[Dataset records]
>> Start

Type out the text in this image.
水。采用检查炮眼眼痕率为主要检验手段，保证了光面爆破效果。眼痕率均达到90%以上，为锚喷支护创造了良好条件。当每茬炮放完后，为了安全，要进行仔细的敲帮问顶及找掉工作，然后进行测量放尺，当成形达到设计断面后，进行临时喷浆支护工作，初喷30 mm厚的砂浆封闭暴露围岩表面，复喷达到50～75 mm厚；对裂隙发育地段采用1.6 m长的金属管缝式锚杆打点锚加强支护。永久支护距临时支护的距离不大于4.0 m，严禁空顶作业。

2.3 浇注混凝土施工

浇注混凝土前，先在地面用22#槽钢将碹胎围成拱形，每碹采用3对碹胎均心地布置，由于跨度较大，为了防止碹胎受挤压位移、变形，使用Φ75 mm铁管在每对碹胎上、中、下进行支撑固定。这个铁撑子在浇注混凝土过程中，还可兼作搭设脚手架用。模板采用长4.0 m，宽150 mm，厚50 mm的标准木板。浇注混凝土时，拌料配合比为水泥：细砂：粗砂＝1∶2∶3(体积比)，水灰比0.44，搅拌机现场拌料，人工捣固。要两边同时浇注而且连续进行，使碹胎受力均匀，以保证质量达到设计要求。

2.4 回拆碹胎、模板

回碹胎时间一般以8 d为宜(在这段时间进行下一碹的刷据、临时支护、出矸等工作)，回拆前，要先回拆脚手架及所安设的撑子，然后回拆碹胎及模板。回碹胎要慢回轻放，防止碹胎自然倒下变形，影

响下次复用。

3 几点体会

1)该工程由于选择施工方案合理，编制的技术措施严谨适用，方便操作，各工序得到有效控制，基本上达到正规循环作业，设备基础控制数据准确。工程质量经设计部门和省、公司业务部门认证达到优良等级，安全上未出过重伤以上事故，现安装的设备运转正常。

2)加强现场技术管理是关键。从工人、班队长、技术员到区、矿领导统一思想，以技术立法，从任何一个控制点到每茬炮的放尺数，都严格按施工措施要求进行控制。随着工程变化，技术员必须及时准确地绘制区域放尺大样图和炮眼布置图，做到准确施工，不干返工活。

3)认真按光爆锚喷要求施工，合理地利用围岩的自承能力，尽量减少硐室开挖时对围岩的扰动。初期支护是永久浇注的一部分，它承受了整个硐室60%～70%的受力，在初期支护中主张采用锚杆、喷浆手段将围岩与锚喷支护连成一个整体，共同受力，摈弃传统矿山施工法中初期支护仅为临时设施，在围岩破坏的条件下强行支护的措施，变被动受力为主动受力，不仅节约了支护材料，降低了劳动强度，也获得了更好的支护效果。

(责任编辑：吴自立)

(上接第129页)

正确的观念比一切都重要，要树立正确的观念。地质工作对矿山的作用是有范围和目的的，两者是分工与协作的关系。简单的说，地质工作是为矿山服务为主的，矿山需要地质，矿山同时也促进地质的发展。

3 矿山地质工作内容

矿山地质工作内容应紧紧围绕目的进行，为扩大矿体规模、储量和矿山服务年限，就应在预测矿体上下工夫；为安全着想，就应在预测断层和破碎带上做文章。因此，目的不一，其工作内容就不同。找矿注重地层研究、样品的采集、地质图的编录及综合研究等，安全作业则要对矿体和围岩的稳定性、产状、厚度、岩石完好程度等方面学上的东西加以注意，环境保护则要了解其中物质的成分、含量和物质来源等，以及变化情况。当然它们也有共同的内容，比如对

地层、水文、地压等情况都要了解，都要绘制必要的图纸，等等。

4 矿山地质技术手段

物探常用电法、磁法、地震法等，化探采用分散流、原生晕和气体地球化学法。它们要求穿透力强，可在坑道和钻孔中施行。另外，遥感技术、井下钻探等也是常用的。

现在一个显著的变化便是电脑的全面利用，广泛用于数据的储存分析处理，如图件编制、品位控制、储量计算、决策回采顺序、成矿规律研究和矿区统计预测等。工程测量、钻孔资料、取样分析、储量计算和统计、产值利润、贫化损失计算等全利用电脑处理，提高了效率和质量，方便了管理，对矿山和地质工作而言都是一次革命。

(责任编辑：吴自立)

>> End

WRITTEN TASK — Retype the material in full, character for character.

ANSWER IN FULL —
Type out the text in this image.
水。采用检查炮眼眼痕率为主要检验手段，保证了光面爆破效果。眼痕率均达到90%以上，为锚喷支护创造了良好条件。当每茬炮放完后，为了安全，要进行仔细的敲帮问顶及找掉工作，然后进行测量放尺，当成形达到设计断面后，进行临时喷浆支护工作，初喷30 mm厚的砂浆封闭暴露围岩表面，复喷达到50～75 mm厚；对裂隙发育地段采用1.6 m长的金属管缝式锚杆打点锚加强支护。永久支护距临时支护的距离不大于4.0 m，严禁空顶作业。

2.3 浇注混凝土施工

浇注混凝土前，先在地面用22#槽钢将碹胎围成拱形，每碹采用3对碹胎均心地布置，由于跨度较大，为了防止碹胎受挤压位移、变形，使用Φ75 mm铁管在每对碹胎上、中、下进行支撑固定。这个铁撑子在浇注混凝土过程中，还可兼作搭设脚手架用。模板采用长4.0 m，宽150 mm，厚50 mm的标准木板。浇注混凝土时，拌料配合比为水泥：细砂：粗砂＝1∶2∶3(体积比)，水灰比0.44，搅拌机现场拌料，人工捣固。要两边同时浇注而且连续进行，使碹胎受力均匀，以保证质量达到设计要求。

2.4 回拆碹胎、模板

回碹胎时间一般以8 d为宜(在这段时间进行下一碹的刷据、临时支护、出矸等工作)，回拆前，要先回拆脚手架及所安设的撑子，然后回拆碹胎及模板。回碹胎要慢回轻放，防止碹胎自然倒下变形，影

响下次复用。

3 几点体会

1)该工程由于选择施工方案合理，编制的技术措施严谨适用，方便操作，各工序得到有效控制，基本上达到正规循环作业，设备基础控制数据准确。工程质量经设计部门和省、公司业务部门认证达到优良等级，安全上未出过重伤以上事故，现安装的设备运转正常。

2)加强现场技术管理是关键。从工人、班队长、技术员到区、矿领导统一思想，以技术立法，从任何一个控制点到每茬炮的放尺数，都严格按施工措施要求进行控制。随着工程变化，技术员必须及时准确地绘制区域放尺大样图和炮眼布置图，做到准确施工，不干返工活。

3)认真按光爆锚喷要求施工，合理地利用围岩的自承能力，尽量减少硐室开挖时对围岩的扰动。初期支护是永久浇注的一部分，它承受了整个硐室60%～70%的受力，在初期支护中主张采用锚杆、喷浆手段将围岩与锚喷支护连成一个整体，共同受力，摈弃传统矿山施工法中初期支护仅为临时设施，在围岩破坏的条件下强行支护的措施，变被动受力为主动受力，不仅节约了支护材料，降低了劳动强度，也获得了更好的支护效果。

(责任编辑：吴自立)

(上接第129页)

正确的观念比一切都重要，要树立正确的观念。地质工作对矿山的作用是有范围和目的的，两者是分工与协作的关系。简单的说，地质工作是为矿山服务为主的，矿山需要地质，矿山同时也促进地质的发展。

3 矿山地质工作内容

矿山地质工作内容应紧紧围绕目的进行，为扩大矿体规模、储量和矿山服务年限，就应在预测矿体上下工夫；为安全着想，就应在预测断层和破碎带上做文章。因此，目的不一，其工作内容就不同。找矿注重地层研究、样品的采集、地质图的编录及综合研究等，安全作业则要对矿体和围岩的稳定性、产状、厚度、岩石完好程度等方面学上的东西加以注意，环境保护则要了解其中物质的成分、含量和物质来源等，以及变化情况。当然它们也有共同的内容，比如对

地层、水文、地压等情况都要了解，都要绘制必要的图纸，等等。

4 矿山地质技术手段

物探常用电法、磁法、地震法等，化探采用分散流、原生晕和气体地球化学法。它们要求穿透力强，可在坑道和钻孔中施行。另外，遥感技术、井下钻探等也是常用的。

现在一个显著的变化便是电脑的全面利用，广泛用于数据的储存分析处理，如图件编制、品位控制、储量计算、决策回采顺序、成矿规律研究和矿区统计预测等。工程测量、钻孔资料、取样分析、储量计算和统计、产值利润、贫化损失计算等全利用电脑处理，提高了效率和质量，方便了管理，对矿山和地质工作而言都是一次革命。

(责任编辑：吴自立)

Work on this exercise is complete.